§ **Stored data**:
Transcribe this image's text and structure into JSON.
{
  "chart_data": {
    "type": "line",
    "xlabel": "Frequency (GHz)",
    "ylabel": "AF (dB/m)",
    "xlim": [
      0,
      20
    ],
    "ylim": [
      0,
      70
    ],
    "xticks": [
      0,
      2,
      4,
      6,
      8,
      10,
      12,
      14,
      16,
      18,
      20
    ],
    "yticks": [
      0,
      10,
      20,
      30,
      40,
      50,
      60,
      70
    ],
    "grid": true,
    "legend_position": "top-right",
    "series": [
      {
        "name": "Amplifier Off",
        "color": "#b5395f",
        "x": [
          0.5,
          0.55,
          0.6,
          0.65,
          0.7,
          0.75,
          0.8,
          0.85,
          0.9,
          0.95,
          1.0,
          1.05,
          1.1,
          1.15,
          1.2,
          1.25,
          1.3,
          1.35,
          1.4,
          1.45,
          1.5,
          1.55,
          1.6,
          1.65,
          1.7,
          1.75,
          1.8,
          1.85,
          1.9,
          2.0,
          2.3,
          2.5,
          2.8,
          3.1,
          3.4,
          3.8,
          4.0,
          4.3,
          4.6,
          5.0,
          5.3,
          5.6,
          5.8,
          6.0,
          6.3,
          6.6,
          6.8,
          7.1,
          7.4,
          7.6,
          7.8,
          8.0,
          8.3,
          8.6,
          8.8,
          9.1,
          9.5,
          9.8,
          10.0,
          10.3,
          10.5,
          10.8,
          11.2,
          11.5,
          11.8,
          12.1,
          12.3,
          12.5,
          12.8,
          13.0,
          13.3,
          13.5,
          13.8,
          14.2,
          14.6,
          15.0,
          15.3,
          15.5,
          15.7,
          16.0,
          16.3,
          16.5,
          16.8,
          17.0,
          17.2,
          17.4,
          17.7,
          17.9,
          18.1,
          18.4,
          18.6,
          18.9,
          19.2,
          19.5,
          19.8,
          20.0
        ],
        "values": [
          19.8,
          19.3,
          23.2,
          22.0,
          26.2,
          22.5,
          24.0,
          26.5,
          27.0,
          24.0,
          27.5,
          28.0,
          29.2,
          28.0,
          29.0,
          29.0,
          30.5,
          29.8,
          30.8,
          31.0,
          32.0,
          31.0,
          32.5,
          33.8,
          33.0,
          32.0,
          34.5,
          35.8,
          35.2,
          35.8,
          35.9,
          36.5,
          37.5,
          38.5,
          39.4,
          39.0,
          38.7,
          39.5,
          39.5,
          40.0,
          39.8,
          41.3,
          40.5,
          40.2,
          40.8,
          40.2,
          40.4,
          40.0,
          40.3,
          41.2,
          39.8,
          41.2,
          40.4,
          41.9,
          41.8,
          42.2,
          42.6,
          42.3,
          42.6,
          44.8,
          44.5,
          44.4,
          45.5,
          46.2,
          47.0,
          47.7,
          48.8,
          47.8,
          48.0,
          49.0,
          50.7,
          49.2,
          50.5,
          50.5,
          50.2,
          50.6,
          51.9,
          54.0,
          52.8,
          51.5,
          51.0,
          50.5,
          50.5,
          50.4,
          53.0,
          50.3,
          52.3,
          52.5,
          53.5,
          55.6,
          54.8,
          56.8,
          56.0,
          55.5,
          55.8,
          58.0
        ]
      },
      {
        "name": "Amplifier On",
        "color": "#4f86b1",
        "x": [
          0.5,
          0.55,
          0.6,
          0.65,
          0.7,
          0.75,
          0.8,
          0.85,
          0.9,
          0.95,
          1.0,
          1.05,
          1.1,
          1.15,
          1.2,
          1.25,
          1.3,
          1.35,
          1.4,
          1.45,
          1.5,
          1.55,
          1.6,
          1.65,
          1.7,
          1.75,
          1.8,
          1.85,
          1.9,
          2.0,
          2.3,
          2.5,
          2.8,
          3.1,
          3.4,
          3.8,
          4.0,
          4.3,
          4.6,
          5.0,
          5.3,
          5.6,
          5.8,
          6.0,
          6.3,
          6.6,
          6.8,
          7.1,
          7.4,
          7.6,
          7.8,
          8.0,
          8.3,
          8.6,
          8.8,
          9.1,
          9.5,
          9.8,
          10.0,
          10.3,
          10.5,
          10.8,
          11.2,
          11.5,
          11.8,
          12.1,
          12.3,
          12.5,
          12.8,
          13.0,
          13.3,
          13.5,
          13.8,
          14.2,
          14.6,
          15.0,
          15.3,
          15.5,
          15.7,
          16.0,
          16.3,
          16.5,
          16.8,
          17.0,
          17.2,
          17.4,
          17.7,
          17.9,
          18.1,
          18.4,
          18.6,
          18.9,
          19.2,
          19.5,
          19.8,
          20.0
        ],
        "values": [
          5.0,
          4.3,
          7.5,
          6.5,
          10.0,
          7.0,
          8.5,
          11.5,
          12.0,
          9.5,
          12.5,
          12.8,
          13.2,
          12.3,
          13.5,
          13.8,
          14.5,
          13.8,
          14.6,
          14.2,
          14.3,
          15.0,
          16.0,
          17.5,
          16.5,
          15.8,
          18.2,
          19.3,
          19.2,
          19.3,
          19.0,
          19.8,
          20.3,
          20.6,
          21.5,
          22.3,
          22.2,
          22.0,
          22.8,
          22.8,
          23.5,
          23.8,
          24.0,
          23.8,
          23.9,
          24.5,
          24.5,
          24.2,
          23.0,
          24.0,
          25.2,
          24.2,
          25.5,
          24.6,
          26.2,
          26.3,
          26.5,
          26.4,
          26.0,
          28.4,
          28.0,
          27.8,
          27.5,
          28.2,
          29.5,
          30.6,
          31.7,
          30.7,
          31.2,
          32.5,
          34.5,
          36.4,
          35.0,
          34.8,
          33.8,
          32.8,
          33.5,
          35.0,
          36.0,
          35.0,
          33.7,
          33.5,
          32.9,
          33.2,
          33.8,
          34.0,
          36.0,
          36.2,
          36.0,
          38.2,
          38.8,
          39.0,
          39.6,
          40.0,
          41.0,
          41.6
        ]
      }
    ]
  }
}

§ **INSTRUCTIONS TO FOLLOW**: Type the material above out again, exactly.

§ **TASK SOLUTION**:
Transcribe this image's text and structure into JSON.
{
  "chart_data": {
    "type": "line",
    "xlabel": "Frequency (GHz)",
    "ylabel": "AF (dB/m)",
    "xlim": [
      0,
      20
    ],
    "ylim": [
      0,
      70
    ],
    "xticks": [
      0,
      2,
      4,
      6,
      8,
      10,
      12,
      14,
      16,
      18,
      20
    ],
    "yticks": [
      0,
      10,
      20,
      30,
      40,
      50,
      60,
      70
    ],
    "grid": true,
    "legend_position": "top-right",
    "series": [
      {
        "name": "Amplifier Off",
        "color": "#b5395f",
        "x": [
          0.5,
          0.55,
          0.6,
          0.65,
          0.7,
          0.75,
          0.8,
          0.85,
          0.9,
          0.95,
          1.0,
          1.05,
          1.1,
          1.15,
          1.2,
          1.25,
          1.3,
          1.35,
          1.4,
          1.45,
          1.5,
          1.55,
          1.6,
          1.65,
          1.7,
          1.75,
          1.8,
          1.85,
          1.9,
          2.0,
          2.3,
          2.5,
          2.8,
          3.1,
          3.4,
          3.8,
          4.0,
          4.3,
          4.6,
          5.0,
          5.3,
          5.6,
          5.8,
          6.0,
          6.3,
          6.6,
          6.8,
          7.1,
          7.4,
          7.6,
          7.8,
          8.0,
          8.3,
          8.6,
          8.8,
          9.1,
          9.5,
          9.8,
          10.0,
          10.3,
          10.5,
          10.8,
          11.2,
          11.5,
          11.8,
          12.1,
          12.3,
          12.5,
          12.8,
          13.0,
          13.3,
          13.5,
          13.8,
          14.2,
          14.6,
          15.0,
          15.3,
          15.5,
          15.7,
          16.0,
          16.3,
          16.5,
          16.8,
          17.0,
          17.2,
          17.4,
          17.7,
          17.9,
          18.1,
          18.4,
          18.6,
          18.9,
          19.2,
          19.5,
          19.8,
          20.0
        ],
        "values": [
          19.8,
          19.3,
          23.2,
          22.0,
          26.2,
          22.5,
          24.0,
          26.5,
          27.0,
          24.0,
          27.5,
          28.0,
          29.2,
          28.0,
          29.0,
          29.0,
          30.5,
          29.8,
          30.8,
          31.0,
          32.0,
          31.0,
          32.5,
          33.8,
          33.0,
          32.0,
          34.5,
          35.8,
          35.2,
          35.8,
          35.9,
          36.5,
          37.5,
          38.5,
          39.4,
          39.0,
          38.7,
          39.5,
          39.5,
          40.0,
          39.8,
          41.3,
          40.5,
          40.2,
          40.8,
          40.2,
          40.4,
          40.0,
          40.3,
          41.2,
          39.8,
          41.2,
          40.4,
          41.9,
          41.8,
          42.2,
          42.6,
          42.3,
          42.6,
          44.8,
          44.5,
          44.4,
          45.5,
          46.2,
          47.0,
          47.7,
          48.8,
          47.8,
          48.0,
          49.0,
          50.7,
          49.2,
          50.5,
          50.5,
          50.2,
          50.6,
          51.9,
          54.0,
          52.8,
          51.5,
          51.0,
          50.5,
          50.5,
          50.4,
          53.0,
          50.3,
          52.3,
          52.5,
          53.5,
          55.6,
          54.8,
          56.8,
          56.0,
          55.5,
          55.8,
          58.0
        ]
      },
      {
        "name": "Amplifier On",
        "color": "#4f86b1",
        "x": [
          0.5,
          0.55,
          0.6,
          0.65,
          0.7,
          0.75,
          0.8,
          0.85,
          0.9,
          0.95,
          1.0,
          1.05,
          1.1,
          1.15,
          1.2,
          1.25,
          1.3,
          1.35,
          1.4,
          1.45,
          1.5,
          1.55,
          1.6,
          1.65,
          1.7,
          1.75,
          1.8,
          1.85,
          1.9,
          2.0,
          2.3,
          2.5,
          2.8,
          3.1,
          3.4,
          3.8,
          4.0,
          4.3,
          4.6,
          5.0,
          5.3,
          5.6,
          5.8,
          6.0,
          6.3,
          6.6,
          6.8,
          7.1,
          7.4,
          7.6,
          7.8,
          8.0,
          8.3,
          8.6,
          8.8,
          9.1,
          9.5,
          9.8,
          10.0,
          10.3,
          10.5,
          10.8,
          11.2,
          11.5,
          11.8,
          12.1,
          12.3,
          12.5,
          12.8,
          13.0,
          13.3,
          13.5,
          13.8,
          14.2,
          14.6,
          15.0,
          15.3,
          15.5,
          15.7,
          16.0,
          16.3,
          16.5,
          16.8,
          17.0,
          17.2,
          17.4,
          17.7,
          17.9,
          18.1,
          18.4,
          18.6,
          18.9,
          19.2,
          19.5,
          19.8,
          20.0
        ],
        "values": [
          5.0,
          4.3,
          7.5,
          6.5,
          10.0,
          7.0,
          8.5,
          11.5,
          12.0,
          9.5,
          12.5,
          12.8,
          13.2,
          12.3,
          13.5,
          13.8,
          14.5,
          13.8,
          14.6,
          14.2,
          14.3,
          15.0,
          16.0,
          17.5,
          16.5,
          15.8,
          18.2,
          19.3,
          19.2,
          19.3,
          19.0,
          19.8,
          20.3,
          20.6,
          21.5,
          22.3,
          22.2,
          22.0,
          22.8,
          22.8,
          23.5,
          23.8,
          24.0,
          23.8,
          23.9,
          24.5,
          24.5,
          24.2,
          23.0,
          24.0,
          25.2,
          24.2,
          25.5,
          24.6,
          26.2,
          26.3,
          26.5,
          26.4,
          26.0,
          28.4,
          28.0,
          27.8,
          27.5,
          28.2,
          29.5,
          30.6,
          31.7,
          30.7,
          31.2,
          32.5,
          34.5,
          36.4,
          35.0,
          34.8,
          33.8,
          32.8,
          33.5,
          35.0,
          36.0,
          35.0,
          33.7,
          33.5,
          32.9,
          33.2,
          33.8,
          34.0,
          36.0,
          36.2,
          36.0,
          38.2,
          38.8,
          39.0,
          39.6,
          40.0,
          41.0,
          41.6
        ]
      }
    ]
  }
}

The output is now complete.